Tareas del ejercicio:
#1 Transcribe del texto sobre el acceso a la justicia el pasaje que comienza en "Aunque en teoría" y termina en "social (Paredes, 2018).", ambos incluidos.
#2 Según el texto sobre el acceso a la justicia, ¿qué principios rectores de la actuación estatal señala Mendes (2000) para la defensa de ese derecho? Enuméralos todos.

Fragmento seleccionado:

....

En ese sentido, el acceso a la justicia no solo reconoce el derecho a poder tener un acceso material a instancias donde se puedan denunciar estas injusticias para obtener la oportunidad de un proceso justo, sino poseer, además, un sistema de administración de justicia con competencia para llegar a una resolución de justicia acorde a la normativa y doctrina que rigen al debido proceso. En ese sentido, y, en líneas con lo establecido por la CADH, para comprender (y perfeccionar el cumplimiento) este derecho, es preciso afirmar que es imprescindible aplicar todos los principios de actuación legal y jurisdiccional. Así mismo, es elemental asegurar el cumplimiento de otros derechos fundamentales conexos reconocidos en la Constitución Política del Perú, como  el debido proceso (Art. 139. 3) y la igualdad ante la ley (Art. 2.2). En adición, es relevante considerar que el acceso a la justicia también implica, por ejemplo, la disponibilidad de una defensa actuante en todas las etapas del proceso (Art. 139.14), así como un proceso eficaz que prevenga el uso de la violencia o la desprotección de los grupos vulnerables inmersos en el conflicto. 

El proceder en defensa del derecho al acceso a la justicia debe, también, de acuerdo con Mendes (2000) considerar ciertos principios rectores que conforman la actuación estatal en lo que respecta a derechos humanos. Uno de ellos es la continuidad y coherencia con los propósitos imputados al Estado.  Segundo, la adaptación, es decir, la corrección y constante evolución del derecho para ‘superar’ los problemas que se presentan en los procesos de tutela, en tanto que, un sistema abierto a renovaciones y cambios de adecuación es uno capaz de responder adecuadamente a la realidad social. En tercer lugar, igualdad que garantice que el proceso se lleve en completo respeto con la equidad de actuación de ambas partes. Finalmente, y, en complemento con el punto previo: la gratuidad de la administración de justicia, entendida a través de su propósito de disminuir la carga económica atribuída a las partes (p. 17-19). 

Aunque en teoría el acceso a la justicia es objeto de conceptualizaciones, en la realidad persisten una serie de dificultades que no permiten que este derecho sea garantizado real y efectivamente; lo previo, es, en definitiva, un gran problema jurídico-social, sobre todo cuando se trata de comprometernos con la búsqueda de equidad social (Paredes, 2018).

....

Conjunto de datos:
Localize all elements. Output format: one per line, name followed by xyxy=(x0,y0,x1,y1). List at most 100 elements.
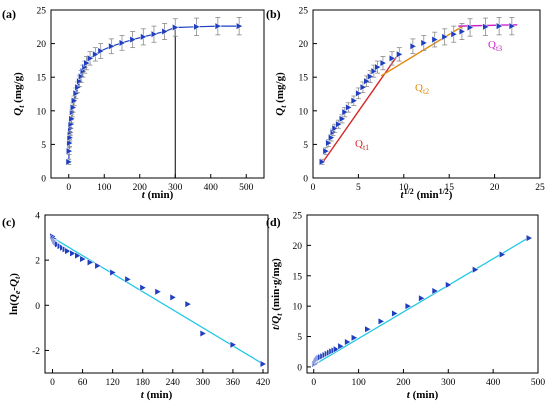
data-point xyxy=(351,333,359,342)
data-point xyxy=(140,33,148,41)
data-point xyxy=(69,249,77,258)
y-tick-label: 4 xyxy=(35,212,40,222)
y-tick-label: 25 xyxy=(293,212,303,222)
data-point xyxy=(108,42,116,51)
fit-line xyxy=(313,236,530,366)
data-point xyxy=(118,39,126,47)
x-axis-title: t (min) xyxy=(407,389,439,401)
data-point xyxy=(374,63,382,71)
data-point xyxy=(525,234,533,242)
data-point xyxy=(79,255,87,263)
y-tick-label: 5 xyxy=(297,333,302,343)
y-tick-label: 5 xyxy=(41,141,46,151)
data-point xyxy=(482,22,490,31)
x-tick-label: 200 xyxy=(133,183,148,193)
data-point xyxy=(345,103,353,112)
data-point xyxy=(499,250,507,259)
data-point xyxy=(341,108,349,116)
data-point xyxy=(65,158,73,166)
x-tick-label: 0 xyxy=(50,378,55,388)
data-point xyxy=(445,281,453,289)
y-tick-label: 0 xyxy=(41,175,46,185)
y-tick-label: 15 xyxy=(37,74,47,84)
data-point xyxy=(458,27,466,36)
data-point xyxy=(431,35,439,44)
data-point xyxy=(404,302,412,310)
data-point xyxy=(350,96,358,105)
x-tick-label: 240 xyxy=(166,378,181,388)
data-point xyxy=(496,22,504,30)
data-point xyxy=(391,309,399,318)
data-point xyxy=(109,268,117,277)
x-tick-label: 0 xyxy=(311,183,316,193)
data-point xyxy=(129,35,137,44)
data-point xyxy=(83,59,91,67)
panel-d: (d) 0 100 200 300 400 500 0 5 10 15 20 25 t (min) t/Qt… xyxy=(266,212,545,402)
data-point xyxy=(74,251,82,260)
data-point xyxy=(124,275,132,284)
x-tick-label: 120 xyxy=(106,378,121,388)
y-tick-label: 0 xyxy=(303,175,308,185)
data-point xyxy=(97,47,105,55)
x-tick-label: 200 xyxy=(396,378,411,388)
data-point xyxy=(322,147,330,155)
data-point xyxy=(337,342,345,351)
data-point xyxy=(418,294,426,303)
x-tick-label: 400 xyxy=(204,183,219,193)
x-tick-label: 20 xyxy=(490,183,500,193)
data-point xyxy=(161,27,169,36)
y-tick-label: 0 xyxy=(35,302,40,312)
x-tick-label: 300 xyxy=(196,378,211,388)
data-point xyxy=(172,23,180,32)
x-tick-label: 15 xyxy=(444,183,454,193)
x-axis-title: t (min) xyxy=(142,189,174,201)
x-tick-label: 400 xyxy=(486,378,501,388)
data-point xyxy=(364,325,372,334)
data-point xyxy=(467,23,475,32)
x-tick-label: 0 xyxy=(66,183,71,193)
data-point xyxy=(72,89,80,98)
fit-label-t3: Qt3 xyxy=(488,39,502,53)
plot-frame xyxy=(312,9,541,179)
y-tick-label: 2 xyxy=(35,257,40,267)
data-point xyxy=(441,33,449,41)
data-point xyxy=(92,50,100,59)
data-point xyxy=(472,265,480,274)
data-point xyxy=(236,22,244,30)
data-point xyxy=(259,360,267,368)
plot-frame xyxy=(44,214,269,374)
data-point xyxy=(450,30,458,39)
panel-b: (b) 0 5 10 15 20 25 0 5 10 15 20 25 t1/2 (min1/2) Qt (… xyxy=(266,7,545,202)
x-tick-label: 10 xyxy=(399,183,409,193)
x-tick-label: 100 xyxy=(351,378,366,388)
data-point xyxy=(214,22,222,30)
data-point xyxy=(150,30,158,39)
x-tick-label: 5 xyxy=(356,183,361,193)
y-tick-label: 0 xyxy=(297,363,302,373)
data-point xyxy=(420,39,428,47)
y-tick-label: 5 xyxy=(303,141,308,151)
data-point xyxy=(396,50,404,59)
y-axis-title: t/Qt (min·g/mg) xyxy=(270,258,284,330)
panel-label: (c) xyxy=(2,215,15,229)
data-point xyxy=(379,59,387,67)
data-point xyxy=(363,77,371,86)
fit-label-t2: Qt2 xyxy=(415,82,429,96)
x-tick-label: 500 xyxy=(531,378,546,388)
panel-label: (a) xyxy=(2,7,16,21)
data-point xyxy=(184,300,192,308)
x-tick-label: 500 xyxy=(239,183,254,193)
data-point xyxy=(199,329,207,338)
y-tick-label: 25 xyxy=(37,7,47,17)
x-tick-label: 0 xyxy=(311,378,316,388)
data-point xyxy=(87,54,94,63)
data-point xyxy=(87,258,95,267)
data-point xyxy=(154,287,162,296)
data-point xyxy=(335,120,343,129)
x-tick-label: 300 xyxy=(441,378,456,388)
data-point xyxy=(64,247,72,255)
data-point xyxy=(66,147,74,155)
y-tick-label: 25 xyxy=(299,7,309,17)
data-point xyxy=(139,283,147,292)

....

Soluciones desarrolladas:
#1
Aunque en teoría el acceso a la justicia es objeto de conceptualizaciones, en la realidad persisten una serie de dificultades que no permiten que este derecho sea garantizado real y efectivamente; lo previo, es, en definitiva, un gran problema jurídico-social, sobre todo cuando se trata de comprometernos con la búsqueda de equidad social (Paredes, 2018).

#2
- La continuidad y coherencia con los propósitos imputados al Estado.
- La adaptación, es decir, la corrección y constante evolución del derecho.
- La igualdad que garantice que el proceso se lleve en completo respeto con la equidad de actuación de ambas partes.
- La gratuidad de la administración de justicia.